### Given instruction
Reading down the listing below, count the lines where the word "this" shows up, then give only that count.

### Raw data
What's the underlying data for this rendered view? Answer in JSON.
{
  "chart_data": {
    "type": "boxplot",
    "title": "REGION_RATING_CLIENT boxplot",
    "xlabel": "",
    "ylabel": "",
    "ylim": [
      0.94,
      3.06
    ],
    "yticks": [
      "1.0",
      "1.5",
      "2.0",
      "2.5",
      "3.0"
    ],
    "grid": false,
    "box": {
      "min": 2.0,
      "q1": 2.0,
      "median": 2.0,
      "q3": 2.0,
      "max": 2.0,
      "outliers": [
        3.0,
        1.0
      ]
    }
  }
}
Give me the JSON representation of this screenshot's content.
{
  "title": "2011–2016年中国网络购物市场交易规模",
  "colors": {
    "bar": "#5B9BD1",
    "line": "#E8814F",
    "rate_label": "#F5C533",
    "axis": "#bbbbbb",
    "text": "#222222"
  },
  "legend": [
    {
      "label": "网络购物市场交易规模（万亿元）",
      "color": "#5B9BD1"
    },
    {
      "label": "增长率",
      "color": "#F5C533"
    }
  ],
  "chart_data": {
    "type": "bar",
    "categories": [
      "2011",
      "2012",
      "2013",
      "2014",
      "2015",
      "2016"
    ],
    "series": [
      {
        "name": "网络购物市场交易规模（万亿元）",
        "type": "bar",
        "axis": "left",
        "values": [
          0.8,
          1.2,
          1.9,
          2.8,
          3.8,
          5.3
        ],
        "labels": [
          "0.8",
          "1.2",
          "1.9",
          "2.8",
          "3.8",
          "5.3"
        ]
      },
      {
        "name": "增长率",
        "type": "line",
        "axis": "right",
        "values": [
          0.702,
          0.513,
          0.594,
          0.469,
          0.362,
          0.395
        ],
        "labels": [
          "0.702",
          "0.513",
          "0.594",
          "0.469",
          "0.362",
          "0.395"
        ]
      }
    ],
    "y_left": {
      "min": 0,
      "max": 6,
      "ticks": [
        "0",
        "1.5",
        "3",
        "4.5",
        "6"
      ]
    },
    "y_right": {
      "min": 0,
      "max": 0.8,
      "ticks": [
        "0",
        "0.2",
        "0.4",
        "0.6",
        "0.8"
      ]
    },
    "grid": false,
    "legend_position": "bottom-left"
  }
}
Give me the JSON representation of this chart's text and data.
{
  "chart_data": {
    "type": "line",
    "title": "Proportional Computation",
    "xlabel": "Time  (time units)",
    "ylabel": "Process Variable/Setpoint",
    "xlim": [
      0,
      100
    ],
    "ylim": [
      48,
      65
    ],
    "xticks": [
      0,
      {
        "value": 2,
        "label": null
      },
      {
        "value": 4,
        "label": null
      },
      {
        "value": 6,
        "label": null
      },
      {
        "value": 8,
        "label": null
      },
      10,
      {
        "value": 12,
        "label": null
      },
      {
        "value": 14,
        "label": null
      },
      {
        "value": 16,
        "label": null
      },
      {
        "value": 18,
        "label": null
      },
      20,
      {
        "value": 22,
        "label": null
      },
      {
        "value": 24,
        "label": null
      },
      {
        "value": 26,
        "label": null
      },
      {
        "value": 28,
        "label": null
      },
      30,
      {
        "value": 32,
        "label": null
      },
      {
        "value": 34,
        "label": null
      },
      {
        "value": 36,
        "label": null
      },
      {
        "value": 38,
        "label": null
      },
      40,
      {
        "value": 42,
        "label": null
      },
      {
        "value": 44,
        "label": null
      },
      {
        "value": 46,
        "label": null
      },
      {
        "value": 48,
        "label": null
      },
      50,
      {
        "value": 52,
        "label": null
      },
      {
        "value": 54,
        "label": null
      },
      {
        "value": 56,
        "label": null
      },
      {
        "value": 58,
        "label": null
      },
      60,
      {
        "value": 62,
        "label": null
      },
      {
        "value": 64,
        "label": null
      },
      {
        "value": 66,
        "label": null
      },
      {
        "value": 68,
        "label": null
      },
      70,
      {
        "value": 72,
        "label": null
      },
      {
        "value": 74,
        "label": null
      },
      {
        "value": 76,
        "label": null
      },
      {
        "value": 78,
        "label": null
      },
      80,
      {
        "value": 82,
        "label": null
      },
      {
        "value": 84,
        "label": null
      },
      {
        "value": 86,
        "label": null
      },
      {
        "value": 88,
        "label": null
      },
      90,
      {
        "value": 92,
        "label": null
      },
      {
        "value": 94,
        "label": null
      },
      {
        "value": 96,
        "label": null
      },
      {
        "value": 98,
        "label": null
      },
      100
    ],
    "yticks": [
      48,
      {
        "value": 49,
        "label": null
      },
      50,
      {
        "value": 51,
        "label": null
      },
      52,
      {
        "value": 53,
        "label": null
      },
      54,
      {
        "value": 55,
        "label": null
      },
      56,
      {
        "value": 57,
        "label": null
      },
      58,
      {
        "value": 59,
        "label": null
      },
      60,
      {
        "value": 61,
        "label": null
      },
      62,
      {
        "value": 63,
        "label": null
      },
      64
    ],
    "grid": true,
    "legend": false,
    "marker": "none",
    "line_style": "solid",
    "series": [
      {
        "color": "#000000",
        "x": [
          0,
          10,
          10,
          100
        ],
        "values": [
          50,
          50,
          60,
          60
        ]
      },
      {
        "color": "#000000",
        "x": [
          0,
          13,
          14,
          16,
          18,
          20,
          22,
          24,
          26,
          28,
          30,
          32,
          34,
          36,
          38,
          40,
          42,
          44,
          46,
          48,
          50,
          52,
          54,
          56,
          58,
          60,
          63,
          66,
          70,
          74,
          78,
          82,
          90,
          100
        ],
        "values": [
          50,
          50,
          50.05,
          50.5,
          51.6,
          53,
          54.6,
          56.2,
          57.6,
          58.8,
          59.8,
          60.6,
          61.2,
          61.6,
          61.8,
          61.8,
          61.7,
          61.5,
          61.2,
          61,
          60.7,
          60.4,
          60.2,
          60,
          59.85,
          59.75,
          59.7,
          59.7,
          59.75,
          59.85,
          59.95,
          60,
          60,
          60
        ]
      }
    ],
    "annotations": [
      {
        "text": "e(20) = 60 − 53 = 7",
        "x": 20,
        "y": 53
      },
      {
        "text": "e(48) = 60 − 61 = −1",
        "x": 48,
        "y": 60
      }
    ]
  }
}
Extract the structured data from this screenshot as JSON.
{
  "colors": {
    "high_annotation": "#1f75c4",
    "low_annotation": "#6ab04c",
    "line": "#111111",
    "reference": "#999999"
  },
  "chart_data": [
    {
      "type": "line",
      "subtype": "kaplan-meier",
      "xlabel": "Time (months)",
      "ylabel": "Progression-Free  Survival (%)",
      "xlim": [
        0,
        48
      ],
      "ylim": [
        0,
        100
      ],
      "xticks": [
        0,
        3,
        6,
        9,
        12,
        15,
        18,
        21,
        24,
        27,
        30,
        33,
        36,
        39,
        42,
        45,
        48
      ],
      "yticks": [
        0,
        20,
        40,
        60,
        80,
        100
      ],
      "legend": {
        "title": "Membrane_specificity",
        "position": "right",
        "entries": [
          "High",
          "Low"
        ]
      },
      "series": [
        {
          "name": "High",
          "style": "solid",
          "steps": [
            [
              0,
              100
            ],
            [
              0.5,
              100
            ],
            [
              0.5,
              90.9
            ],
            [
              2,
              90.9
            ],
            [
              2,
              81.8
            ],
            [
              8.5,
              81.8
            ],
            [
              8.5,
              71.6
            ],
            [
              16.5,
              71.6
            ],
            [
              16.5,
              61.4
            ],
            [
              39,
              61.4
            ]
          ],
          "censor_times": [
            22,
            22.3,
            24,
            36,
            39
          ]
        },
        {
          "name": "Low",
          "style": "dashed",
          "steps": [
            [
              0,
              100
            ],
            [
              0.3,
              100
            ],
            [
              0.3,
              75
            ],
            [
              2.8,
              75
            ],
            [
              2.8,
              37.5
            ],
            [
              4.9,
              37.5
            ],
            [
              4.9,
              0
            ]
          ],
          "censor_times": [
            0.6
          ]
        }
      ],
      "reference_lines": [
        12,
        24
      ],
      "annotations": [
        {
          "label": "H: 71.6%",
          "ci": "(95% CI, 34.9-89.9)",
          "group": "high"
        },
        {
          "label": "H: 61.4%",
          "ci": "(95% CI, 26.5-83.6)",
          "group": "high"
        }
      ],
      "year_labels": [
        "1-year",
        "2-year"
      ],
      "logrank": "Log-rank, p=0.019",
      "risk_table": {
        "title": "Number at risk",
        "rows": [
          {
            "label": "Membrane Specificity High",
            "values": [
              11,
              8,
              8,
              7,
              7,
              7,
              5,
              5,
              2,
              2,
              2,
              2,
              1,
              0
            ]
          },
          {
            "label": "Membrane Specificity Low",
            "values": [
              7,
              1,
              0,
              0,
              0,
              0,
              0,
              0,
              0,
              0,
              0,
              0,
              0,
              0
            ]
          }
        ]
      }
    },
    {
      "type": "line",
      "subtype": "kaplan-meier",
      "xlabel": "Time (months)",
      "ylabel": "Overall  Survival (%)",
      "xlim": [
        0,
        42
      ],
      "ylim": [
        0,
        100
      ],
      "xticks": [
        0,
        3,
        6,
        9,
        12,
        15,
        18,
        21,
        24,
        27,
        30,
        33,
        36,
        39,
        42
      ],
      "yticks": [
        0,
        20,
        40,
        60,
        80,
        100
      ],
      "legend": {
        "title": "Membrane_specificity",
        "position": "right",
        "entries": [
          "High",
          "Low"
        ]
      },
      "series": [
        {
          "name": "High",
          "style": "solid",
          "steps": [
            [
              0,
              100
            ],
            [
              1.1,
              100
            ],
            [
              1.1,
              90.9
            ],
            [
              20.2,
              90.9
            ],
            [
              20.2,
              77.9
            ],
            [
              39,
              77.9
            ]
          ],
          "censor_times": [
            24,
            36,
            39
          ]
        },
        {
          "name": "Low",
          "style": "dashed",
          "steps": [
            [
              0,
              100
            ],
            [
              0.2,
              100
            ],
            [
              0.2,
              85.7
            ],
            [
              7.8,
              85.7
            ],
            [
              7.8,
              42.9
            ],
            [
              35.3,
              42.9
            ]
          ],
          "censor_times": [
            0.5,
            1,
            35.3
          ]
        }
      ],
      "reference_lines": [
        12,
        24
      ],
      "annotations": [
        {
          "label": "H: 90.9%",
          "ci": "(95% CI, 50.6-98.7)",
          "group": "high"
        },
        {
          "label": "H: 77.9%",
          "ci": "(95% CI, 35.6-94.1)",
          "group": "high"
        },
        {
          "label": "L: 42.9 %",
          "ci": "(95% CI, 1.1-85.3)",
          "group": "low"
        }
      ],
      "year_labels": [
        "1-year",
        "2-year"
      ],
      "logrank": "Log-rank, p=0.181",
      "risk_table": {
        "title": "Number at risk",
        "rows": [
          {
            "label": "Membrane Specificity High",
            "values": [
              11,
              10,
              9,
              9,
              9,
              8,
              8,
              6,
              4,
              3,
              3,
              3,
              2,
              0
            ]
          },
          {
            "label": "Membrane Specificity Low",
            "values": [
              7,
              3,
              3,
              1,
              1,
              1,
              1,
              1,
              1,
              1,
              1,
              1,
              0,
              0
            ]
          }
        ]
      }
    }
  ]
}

### Written response
4